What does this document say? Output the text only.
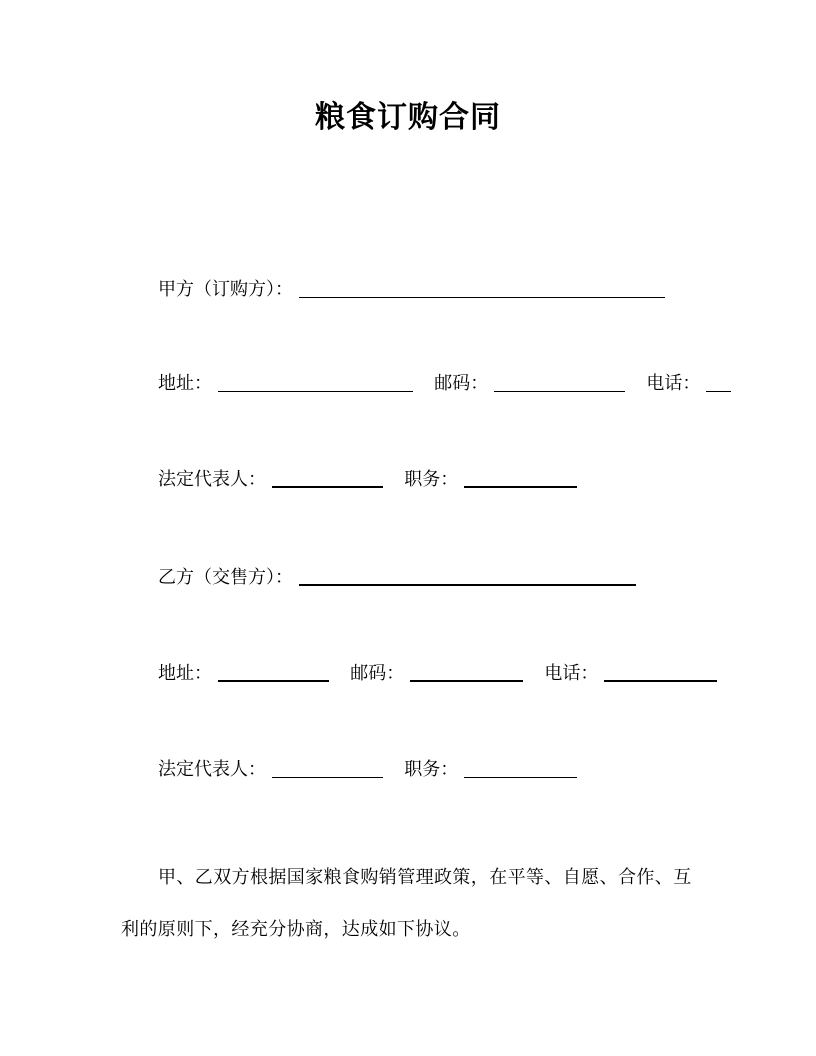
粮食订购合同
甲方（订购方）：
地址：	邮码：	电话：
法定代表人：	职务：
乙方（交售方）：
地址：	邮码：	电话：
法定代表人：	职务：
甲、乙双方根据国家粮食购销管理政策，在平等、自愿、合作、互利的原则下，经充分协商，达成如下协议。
==
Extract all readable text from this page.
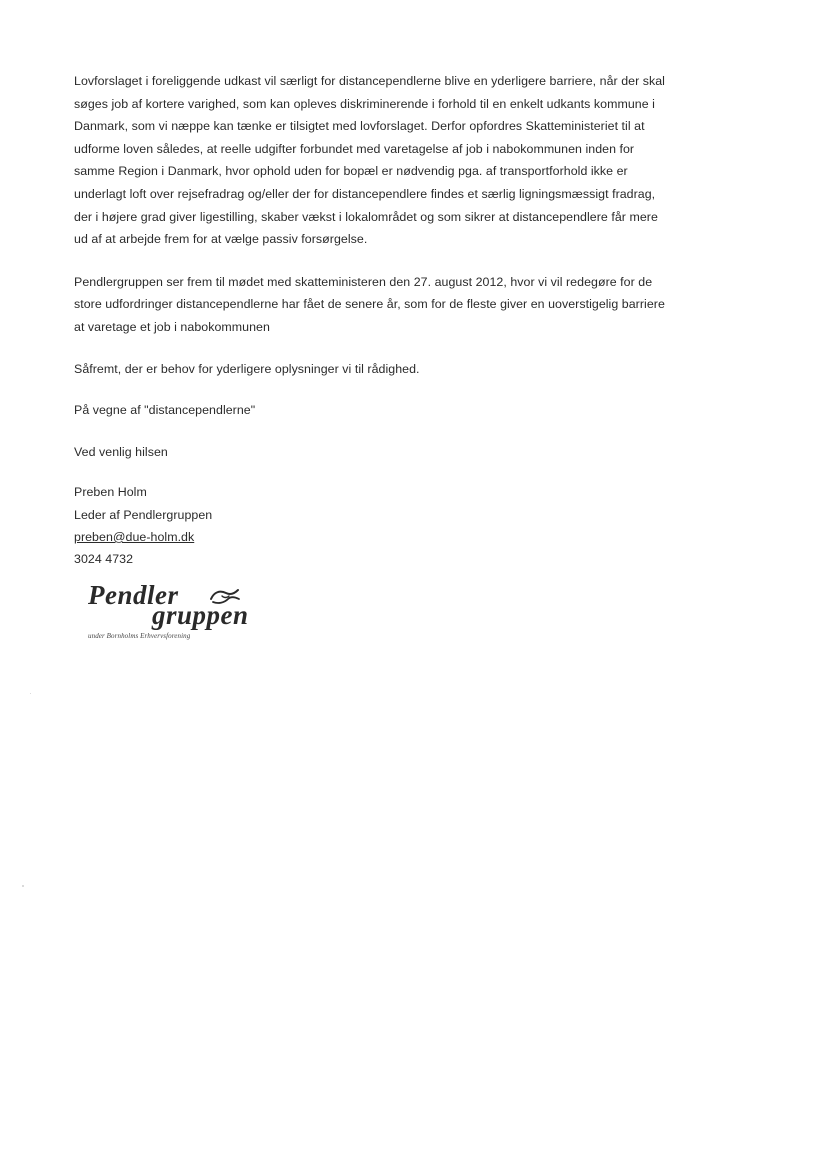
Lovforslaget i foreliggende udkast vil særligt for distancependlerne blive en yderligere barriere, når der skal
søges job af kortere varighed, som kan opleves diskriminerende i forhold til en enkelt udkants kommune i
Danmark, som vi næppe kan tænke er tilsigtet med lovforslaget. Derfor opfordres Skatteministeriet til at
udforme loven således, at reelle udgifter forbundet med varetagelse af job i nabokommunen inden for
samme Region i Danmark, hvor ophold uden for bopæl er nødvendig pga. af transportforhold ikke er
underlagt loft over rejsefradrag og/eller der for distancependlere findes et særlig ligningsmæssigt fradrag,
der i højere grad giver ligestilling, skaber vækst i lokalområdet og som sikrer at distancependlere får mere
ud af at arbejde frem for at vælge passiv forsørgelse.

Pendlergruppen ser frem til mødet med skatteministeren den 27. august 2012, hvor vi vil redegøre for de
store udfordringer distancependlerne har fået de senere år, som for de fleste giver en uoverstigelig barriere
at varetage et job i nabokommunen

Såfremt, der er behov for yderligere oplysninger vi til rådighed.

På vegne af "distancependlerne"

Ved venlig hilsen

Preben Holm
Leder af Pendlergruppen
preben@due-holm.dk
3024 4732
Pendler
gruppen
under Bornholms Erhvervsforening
==
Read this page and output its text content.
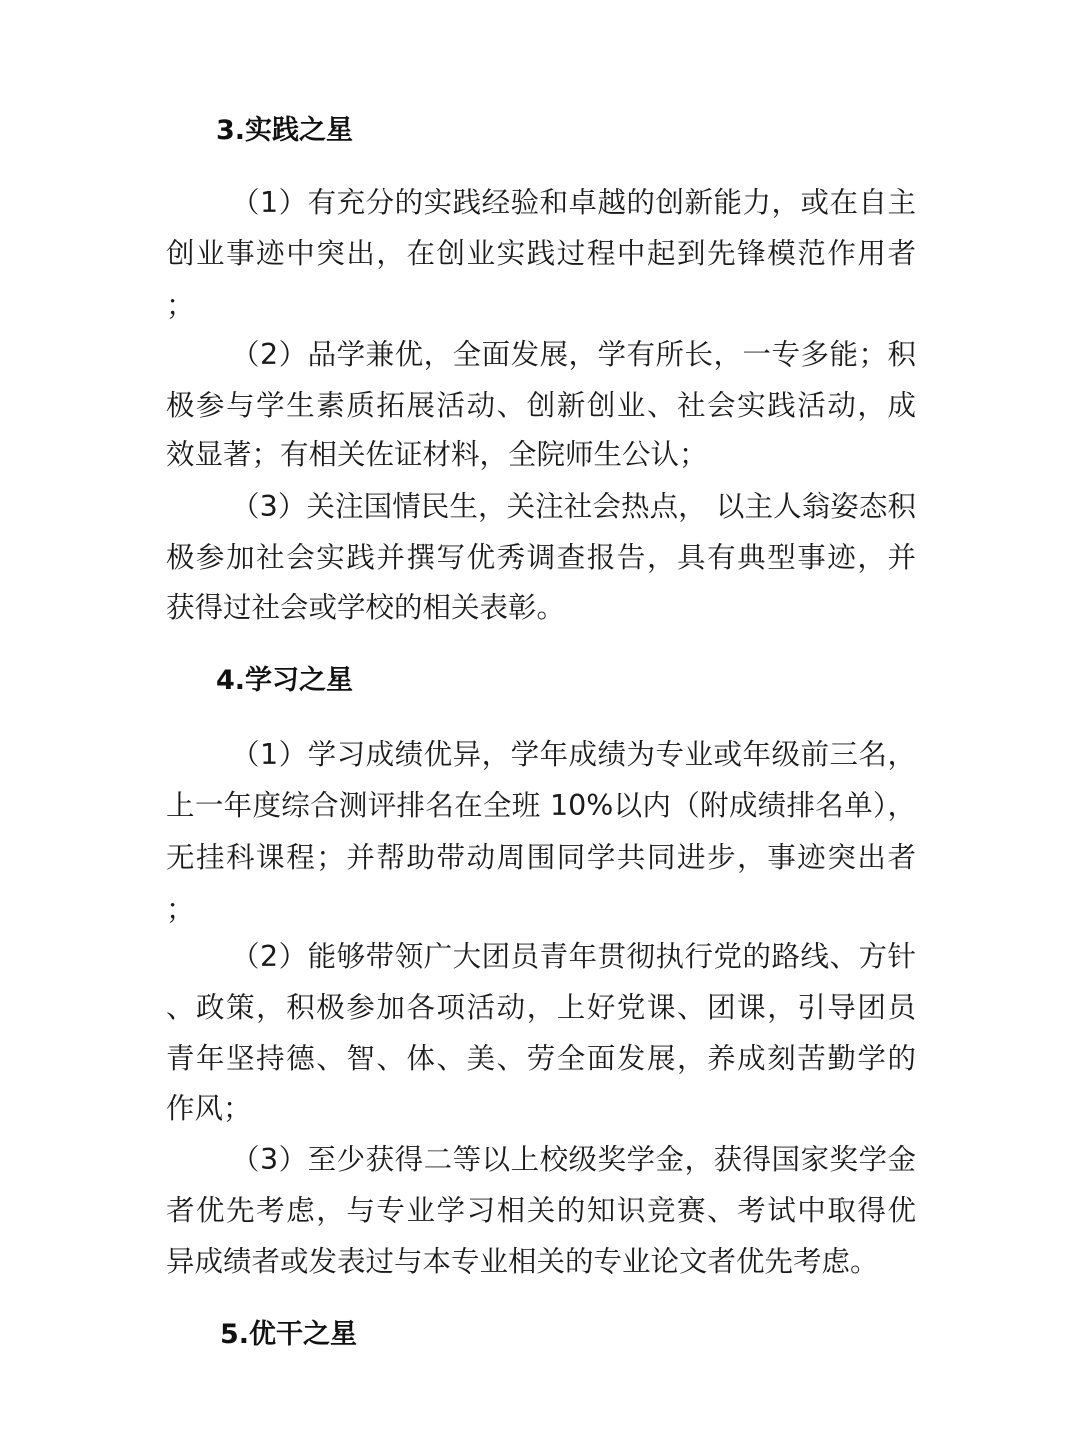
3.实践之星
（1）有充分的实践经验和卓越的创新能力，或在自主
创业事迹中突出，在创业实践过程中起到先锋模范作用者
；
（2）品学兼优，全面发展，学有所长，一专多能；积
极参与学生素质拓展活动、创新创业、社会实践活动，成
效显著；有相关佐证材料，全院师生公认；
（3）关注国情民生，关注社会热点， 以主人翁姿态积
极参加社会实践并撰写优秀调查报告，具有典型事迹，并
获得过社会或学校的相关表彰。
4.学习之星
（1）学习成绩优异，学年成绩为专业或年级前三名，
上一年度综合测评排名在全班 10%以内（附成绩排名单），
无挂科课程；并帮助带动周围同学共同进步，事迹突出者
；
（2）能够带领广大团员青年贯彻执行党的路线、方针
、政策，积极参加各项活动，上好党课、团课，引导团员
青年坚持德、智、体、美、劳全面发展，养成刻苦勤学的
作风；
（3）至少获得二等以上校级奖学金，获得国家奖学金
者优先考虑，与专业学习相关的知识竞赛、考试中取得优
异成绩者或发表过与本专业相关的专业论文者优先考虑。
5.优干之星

» WHAT THE EXERCISE ASKS
Look through the records and gather each line with the word "nabokommunen".

» RESULT OF THIS TASK
udforme loven således, at reelle udgifter forbundet med varetagelse af job i nabokommunen inden for
at varetage et job i nabokommunen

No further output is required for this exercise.